• _To be done_:
Gather each line in the entries that includes the string "document".

• _Supplied material_:
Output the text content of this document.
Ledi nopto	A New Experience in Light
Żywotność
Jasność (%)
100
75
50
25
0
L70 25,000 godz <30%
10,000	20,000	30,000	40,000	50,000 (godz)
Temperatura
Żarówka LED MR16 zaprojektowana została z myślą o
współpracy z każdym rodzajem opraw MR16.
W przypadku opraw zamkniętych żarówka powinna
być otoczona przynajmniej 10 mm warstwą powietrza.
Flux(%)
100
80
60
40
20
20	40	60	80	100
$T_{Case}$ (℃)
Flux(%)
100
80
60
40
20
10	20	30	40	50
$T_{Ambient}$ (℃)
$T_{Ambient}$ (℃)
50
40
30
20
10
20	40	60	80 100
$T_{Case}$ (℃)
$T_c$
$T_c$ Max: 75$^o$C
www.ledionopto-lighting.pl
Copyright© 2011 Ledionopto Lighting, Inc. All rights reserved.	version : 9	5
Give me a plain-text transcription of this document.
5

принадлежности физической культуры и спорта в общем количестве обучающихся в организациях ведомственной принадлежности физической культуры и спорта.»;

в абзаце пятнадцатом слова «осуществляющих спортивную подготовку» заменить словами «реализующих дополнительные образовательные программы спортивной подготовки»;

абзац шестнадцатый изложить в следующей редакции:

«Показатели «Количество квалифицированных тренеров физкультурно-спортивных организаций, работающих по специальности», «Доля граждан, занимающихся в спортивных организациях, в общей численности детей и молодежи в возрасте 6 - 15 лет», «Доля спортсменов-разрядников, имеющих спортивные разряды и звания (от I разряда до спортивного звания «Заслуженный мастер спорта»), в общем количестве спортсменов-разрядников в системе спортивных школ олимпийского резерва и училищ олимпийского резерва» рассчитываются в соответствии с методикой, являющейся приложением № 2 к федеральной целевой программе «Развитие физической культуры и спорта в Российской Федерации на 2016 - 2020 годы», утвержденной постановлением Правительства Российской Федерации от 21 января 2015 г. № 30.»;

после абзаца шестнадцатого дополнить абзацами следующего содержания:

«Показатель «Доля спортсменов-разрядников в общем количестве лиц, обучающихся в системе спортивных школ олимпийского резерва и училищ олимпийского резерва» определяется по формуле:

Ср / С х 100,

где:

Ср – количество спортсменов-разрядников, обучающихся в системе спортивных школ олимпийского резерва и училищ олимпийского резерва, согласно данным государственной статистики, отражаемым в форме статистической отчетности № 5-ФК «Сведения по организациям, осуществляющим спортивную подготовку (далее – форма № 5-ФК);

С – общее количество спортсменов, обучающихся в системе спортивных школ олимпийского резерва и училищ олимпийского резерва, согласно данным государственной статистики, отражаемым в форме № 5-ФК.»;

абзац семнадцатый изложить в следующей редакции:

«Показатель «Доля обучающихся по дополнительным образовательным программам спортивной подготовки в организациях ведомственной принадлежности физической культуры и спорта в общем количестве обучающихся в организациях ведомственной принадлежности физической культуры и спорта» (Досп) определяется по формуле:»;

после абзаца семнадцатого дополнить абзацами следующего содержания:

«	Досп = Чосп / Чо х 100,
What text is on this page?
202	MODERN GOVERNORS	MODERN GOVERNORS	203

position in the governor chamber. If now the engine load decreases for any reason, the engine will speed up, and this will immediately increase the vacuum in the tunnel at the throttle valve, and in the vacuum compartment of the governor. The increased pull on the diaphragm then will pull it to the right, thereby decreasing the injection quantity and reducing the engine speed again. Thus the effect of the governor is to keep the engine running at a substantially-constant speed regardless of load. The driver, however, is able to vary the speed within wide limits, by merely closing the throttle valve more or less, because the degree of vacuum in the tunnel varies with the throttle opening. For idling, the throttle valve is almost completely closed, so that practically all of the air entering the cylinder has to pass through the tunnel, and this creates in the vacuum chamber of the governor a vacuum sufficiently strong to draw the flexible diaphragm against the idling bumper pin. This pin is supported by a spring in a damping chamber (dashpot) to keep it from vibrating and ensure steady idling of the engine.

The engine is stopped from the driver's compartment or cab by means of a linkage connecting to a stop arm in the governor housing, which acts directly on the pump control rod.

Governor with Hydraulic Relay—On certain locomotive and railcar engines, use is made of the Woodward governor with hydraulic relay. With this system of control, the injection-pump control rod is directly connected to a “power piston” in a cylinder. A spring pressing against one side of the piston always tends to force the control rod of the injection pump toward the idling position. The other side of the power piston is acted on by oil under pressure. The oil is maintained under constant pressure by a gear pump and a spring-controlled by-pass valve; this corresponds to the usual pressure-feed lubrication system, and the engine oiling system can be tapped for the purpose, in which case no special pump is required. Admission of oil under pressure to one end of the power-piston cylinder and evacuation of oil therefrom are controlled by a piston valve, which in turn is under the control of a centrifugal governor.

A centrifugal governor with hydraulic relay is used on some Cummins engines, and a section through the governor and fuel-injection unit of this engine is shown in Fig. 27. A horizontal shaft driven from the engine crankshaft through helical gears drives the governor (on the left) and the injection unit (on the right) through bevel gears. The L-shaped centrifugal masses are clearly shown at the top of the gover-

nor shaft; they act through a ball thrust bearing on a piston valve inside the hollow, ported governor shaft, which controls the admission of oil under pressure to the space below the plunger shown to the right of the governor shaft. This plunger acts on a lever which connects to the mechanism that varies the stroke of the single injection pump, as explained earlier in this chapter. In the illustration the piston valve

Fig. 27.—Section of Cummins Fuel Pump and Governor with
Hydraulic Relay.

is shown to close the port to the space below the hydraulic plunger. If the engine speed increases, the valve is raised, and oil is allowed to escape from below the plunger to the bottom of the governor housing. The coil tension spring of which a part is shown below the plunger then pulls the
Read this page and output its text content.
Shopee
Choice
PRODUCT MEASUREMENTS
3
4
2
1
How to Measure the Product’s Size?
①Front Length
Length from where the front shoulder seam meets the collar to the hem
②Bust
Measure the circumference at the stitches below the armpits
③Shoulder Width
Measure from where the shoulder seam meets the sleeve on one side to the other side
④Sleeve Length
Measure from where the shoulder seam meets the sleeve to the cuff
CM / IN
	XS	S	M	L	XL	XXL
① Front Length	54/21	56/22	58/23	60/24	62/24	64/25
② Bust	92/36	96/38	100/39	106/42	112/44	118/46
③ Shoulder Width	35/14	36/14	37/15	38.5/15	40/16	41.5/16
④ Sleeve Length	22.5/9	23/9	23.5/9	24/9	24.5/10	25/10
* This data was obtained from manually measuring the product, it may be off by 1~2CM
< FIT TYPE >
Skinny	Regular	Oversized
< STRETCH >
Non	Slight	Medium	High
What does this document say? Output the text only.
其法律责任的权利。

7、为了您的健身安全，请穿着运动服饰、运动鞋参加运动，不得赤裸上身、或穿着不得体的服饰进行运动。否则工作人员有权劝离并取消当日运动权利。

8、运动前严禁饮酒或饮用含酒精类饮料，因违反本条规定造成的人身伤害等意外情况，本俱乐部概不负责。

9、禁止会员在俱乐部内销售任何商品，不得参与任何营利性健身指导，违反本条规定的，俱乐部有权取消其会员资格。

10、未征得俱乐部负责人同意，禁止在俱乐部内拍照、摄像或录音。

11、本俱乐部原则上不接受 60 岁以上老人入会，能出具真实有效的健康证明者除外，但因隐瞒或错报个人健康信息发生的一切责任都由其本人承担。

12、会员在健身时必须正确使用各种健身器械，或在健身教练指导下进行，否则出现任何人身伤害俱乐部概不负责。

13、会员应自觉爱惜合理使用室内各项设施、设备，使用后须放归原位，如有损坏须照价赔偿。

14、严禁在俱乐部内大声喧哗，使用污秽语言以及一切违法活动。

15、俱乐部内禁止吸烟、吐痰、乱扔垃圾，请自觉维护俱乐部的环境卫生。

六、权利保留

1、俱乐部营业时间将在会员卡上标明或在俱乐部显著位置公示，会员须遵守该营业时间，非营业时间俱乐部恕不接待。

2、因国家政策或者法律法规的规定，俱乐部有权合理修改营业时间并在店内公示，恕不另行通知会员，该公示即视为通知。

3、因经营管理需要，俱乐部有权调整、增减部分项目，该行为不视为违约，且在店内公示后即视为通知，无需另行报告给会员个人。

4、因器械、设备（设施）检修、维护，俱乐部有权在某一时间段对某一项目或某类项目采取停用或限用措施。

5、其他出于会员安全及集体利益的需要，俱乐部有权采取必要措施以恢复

• _Result_:
Output the text content of this document.
Give me a plain-text transcription of this document.
What does this document say? Output the text only.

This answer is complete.